Which lines hold the word "Persamaan"? Show each of them.
[begin Excerpted data]
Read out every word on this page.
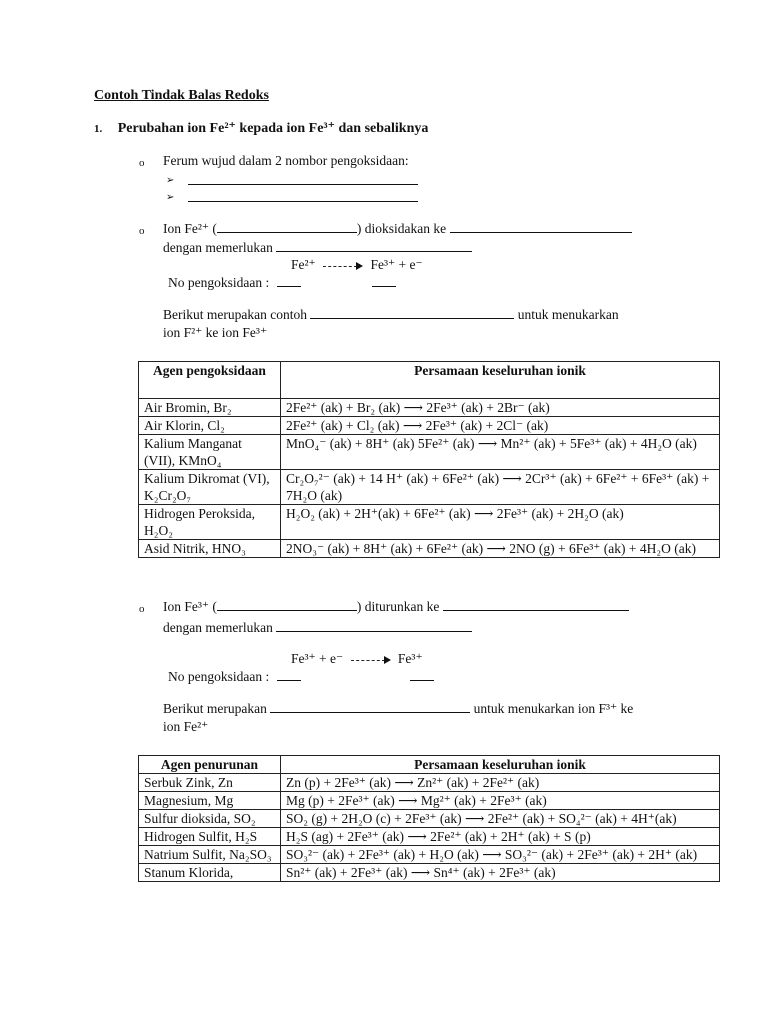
Contoh Tindak Balas Redoks
1. Perubahan ion Fe²⁺ kepada ion Fe³⁺ dan sebaliknya
o Ferum wujud dalam 2 nombor pengoksidaan:
➢
➢
o Ion Fe²⁺ (	) dioksidakan ke
dengan memerlukan
Fe²⁺	Fe³⁺ + e⁻
No pengoksidaan :
Berikut merupakan contoh	untuk menukarkan
ion F²⁺ ke ion Fe³⁺
Agen pengoksidaan	Persamaan keseluruhan ionik
Air Bromin, Br₂	2Fe²⁺ (ak) + Br₂ (ak) ⟶ 2Fe³⁺ (ak) + 2Br⁻ (ak)
Air Klorin, Cl₂	2Fe²⁺ (ak) + Cl₂ (ak) ⟶ 2Fe³⁺ (ak) + 2Cl⁻ (ak)
Kalium Manganat (VII), KMnO₄	MnO₄⁻ (ak) + 8H⁺ (ak) 5Fe²⁺ (ak) ⟶ Mn²⁺ (ak) + 5Fe³⁺ (ak) + 4H₂O (ak)
Kalium Dikromat (VI), K₂Cr₂O₇	Cr₂O₇²⁻ (ak) + 14 H⁺ (ak) + 6Fe²⁺ (ak) ⟶ 2Cr³⁺ (ak) + 6Fe²⁺ + 6Fe³⁺ (ak) + 7H₂O (ak)
Hidrogen Peroksida, H₂O₂	H₂O₂ (ak) + 2H⁺(ak) + 6Fe²⁺ (ak) ⟶ 2Fe³⁺ (ak) + 2H₂O (ak)
Asid Nitrik, HNO₃	2NO₃⁻ (ak) + 8H⁺ (ak) + 6Fe²⁺ (ak) ⟶ 2NO (g) + 6Fe³⁺ (ak) + 4H₂O (ak)
o Ion Fe³⁺ (	) diturunkan ke
dengan memerlukan
Fe³⁺ + e⁻	Fe³⁺
No pengoksidaan :
Berikut merupakan	untuk menukarkan ion F³⁺ ke
ion Fe²⁺
Agen penurunan	Persamaan keseluruhan ionik
Serbuk Zink, Zn	Zn (p) + 2Fe³⁺ (ak) ⟶ Zn²⁺ (ak) + 2Fe²⁺ (ak)
Magnesium, Mg	Mg (p) + 2Fe³⁺ (ak) ⟶ Mg²⁺ (ak) + 2Fe³⁺ (ak)
Sulfur dioksida, SO₂	SO₂ (g) + 2H₂O (c) + 2Fe³⁺ (ak) ⟶ 2Fe²⁺ (ak) + SO₄²⁻ (ak) + 4H⁺(ak)
Hidrogen Sulfit, H₂S	H₂S (ag) + 2Fe³⁺ (ak) ⟶ 2Fe²⁺ (ak) + 2H⁺ (ak) + S (p)
Natrium Sulfit, Na₂SO₃	SO₃²⁻ (ak) + 2Fe³⁺ (ak) + H₂O (ak) ⟶ SO₃²⁻ (ak) + 2Fe³⁺ (ak) + 2H⁺ (ak)
Stanum Klorida,	Sn²⁺ (ak) + 2Fe³⁺ (ak) ⟶ Sn⁴⁺ (ak) + 2Fe³⁺ (ak)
[end Excerpted data]
▸ Written response
Agen pengoksidaan	Persamaan keseluruhan ionik
Agen penurunan	Persamaan keseluruhan ionik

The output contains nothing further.